→ What needs to be done
Starting at the line that contains "x-tick-label: 2020年 bbox=[564, 358, 619, 377]" and stopping after the line that contains "y-tick-label: 60000 bbox=[26, 95, 73, 114]", reproduce only those lines of the records, switching each "data-label" to "value-label" and keeping all else unchanged.

Box coordinate listings

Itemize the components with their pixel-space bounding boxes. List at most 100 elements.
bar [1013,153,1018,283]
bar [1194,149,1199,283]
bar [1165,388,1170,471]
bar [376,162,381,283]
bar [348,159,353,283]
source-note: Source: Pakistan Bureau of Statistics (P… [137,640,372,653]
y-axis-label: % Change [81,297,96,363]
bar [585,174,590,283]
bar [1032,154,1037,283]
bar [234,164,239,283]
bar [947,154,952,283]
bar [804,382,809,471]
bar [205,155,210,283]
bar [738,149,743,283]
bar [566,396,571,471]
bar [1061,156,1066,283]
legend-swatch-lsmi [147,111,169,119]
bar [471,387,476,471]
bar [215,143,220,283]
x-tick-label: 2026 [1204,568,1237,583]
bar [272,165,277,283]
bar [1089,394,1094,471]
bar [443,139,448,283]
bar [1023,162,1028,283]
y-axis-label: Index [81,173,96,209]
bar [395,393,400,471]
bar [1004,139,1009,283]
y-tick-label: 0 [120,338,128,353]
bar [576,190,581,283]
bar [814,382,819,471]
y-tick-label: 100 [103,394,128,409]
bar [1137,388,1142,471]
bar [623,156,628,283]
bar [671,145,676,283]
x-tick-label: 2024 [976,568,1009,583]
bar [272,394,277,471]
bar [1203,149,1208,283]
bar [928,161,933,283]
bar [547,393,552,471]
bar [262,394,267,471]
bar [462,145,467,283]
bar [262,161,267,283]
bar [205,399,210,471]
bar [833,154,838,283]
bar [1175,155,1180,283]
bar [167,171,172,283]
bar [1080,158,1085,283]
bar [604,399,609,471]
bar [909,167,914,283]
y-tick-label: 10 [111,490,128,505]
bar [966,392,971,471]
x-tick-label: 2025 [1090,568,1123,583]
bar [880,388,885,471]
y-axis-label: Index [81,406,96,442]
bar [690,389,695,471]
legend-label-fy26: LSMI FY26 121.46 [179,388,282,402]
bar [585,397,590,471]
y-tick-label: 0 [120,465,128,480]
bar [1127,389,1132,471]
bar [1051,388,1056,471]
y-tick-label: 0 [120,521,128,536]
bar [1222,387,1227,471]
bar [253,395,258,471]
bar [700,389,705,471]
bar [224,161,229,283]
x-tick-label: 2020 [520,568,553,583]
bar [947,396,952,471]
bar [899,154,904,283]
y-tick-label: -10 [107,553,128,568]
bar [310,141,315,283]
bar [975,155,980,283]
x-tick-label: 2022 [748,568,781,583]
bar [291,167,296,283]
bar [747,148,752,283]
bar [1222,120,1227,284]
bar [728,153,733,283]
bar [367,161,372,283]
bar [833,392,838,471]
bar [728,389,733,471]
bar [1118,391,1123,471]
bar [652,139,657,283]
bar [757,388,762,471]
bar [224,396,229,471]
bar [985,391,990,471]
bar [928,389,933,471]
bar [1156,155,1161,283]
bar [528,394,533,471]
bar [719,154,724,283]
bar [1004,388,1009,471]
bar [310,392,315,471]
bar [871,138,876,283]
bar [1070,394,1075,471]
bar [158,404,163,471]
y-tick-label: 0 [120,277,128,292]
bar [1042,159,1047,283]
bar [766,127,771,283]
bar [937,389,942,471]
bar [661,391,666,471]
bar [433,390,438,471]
* * *
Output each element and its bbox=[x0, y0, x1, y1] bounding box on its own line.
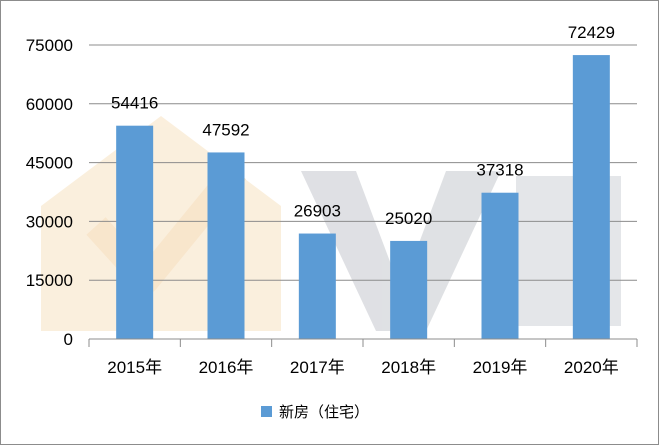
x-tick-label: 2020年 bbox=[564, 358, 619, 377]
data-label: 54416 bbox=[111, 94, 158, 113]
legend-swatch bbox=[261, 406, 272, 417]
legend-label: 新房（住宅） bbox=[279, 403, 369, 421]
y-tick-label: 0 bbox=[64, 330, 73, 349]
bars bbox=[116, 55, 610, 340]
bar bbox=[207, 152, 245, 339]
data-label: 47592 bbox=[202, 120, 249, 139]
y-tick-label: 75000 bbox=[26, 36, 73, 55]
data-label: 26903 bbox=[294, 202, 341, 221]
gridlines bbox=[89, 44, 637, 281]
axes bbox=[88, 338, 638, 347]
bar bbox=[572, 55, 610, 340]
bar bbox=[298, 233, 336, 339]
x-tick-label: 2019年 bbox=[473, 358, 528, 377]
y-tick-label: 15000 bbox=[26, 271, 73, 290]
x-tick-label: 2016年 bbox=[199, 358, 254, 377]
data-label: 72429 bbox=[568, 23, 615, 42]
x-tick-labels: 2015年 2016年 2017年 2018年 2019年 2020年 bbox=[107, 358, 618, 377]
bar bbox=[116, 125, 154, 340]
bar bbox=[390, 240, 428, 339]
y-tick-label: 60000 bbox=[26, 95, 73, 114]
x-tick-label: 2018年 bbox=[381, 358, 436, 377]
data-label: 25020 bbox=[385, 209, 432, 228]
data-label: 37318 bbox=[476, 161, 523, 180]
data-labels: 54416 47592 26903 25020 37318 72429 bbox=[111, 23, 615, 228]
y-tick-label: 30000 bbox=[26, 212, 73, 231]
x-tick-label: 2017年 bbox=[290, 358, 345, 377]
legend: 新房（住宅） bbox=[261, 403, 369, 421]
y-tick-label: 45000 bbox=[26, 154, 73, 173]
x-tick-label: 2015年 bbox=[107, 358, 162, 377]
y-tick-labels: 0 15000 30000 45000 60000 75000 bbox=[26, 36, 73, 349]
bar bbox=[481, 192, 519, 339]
==
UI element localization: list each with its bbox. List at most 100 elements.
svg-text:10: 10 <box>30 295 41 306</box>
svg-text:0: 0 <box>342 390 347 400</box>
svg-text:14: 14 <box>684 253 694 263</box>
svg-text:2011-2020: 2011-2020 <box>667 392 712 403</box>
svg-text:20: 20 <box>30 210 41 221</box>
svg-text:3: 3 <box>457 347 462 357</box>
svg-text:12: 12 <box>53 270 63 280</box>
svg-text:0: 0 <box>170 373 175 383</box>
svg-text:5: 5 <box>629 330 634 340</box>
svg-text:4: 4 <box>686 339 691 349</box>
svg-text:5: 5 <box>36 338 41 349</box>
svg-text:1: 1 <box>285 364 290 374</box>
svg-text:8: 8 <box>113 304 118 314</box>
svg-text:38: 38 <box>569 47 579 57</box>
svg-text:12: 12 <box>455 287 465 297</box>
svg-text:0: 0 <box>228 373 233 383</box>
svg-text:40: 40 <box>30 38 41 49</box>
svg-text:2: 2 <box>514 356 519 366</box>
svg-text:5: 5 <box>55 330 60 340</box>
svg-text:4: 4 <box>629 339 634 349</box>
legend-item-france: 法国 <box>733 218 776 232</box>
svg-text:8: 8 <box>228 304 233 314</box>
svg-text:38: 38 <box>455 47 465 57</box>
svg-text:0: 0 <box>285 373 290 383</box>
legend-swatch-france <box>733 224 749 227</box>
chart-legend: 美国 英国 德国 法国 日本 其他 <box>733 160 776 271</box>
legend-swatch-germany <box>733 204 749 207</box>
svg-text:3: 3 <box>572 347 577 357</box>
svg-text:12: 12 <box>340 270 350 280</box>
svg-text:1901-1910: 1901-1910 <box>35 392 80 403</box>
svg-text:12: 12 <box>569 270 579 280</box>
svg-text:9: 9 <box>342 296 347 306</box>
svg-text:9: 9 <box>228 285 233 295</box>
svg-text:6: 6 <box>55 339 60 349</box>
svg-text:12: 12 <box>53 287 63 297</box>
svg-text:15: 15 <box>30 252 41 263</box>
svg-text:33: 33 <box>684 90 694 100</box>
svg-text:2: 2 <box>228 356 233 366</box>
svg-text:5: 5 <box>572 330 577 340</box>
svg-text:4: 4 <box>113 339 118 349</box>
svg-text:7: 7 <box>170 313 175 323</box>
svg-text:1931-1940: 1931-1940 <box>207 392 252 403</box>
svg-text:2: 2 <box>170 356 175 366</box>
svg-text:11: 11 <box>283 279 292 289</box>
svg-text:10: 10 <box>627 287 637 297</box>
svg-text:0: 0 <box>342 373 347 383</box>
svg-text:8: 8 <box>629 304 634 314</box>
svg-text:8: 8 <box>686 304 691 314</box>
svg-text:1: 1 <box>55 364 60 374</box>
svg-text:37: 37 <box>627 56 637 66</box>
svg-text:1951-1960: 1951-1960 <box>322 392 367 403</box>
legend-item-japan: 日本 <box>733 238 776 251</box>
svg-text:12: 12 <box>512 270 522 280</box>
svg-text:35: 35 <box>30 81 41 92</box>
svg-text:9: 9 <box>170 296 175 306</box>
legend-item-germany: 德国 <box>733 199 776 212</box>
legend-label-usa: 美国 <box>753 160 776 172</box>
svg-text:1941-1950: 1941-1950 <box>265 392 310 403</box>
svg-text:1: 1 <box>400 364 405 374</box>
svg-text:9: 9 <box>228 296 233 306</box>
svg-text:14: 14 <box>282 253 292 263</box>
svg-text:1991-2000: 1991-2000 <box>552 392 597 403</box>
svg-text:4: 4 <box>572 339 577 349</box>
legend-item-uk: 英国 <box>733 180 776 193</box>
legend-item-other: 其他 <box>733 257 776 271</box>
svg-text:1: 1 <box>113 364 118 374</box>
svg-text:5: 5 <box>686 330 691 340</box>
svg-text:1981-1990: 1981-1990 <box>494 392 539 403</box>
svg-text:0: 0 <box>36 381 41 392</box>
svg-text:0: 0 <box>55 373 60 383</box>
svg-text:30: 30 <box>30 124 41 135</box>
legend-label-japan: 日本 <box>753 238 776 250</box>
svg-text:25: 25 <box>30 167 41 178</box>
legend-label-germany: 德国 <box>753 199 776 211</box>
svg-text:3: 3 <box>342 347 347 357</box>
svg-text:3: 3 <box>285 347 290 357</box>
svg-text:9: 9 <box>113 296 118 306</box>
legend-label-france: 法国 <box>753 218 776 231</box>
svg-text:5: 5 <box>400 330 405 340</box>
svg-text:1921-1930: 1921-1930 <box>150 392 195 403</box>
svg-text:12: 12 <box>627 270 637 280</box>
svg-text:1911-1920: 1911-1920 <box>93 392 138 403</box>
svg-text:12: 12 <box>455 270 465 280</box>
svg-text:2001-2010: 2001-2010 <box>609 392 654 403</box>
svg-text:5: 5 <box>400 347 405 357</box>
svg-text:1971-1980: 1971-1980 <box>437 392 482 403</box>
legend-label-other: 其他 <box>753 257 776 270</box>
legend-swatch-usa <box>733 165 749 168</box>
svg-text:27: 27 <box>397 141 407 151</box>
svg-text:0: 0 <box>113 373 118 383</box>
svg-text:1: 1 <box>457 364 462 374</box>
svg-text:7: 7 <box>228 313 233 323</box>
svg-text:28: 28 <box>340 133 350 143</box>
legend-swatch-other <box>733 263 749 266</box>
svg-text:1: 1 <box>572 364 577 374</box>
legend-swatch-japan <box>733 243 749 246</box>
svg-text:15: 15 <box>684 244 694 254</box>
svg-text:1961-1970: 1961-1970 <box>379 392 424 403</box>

→ Response
x-tick-label: 2020年 bbox=[564, 358, 619, 377]
value-label: 54416 bbox=[111, 94, 158, 113]
legend-swatch bbox=[261, 406, 272, 417]
legend-label: 新房（住宅） bbox=[279, 403, 369, 421]
y-tick-label: 0 bbox=[64, 330, 73, 349]
bars bbox=[116, 55, 610, 340]
bar bbox=[207, 152, 245, 339]
value-label: 47592 bbox=[202, 120, 249, 139]
y-tick-label: 75000 bbox=[26, 36, 73, 55]
value-label: 26903 bbox=[294, 202, 341, 221]
gridlines bbox=[89, 44, 637, 281]
axes bbox=[88, 338, 638, 347]
bar bbox=[572, 55, 610, 340]
bar bbox=[298, 233, 336, 339]
x-tick-label: 2019年 bbox=[473, 358, 528, 377]
y-tick-label: 15000 bbox=[26, 271, 73, 290]
x-tick-label: 2016年 bbox=[199, 358, 254, 377]
value-label: 72429 bbox=[568, 23, 615, 42]
x-tick-labels: 2015年 2016年 2017年 2018年 2019年 2020年 bbox=[107, 358, 618, 377]
bar bbox=[116, 125, 154, 340]
bar bbox=[390, 240, 428, 339]
y-tick-label: 60000 bbox=[26, 95, 73, 114]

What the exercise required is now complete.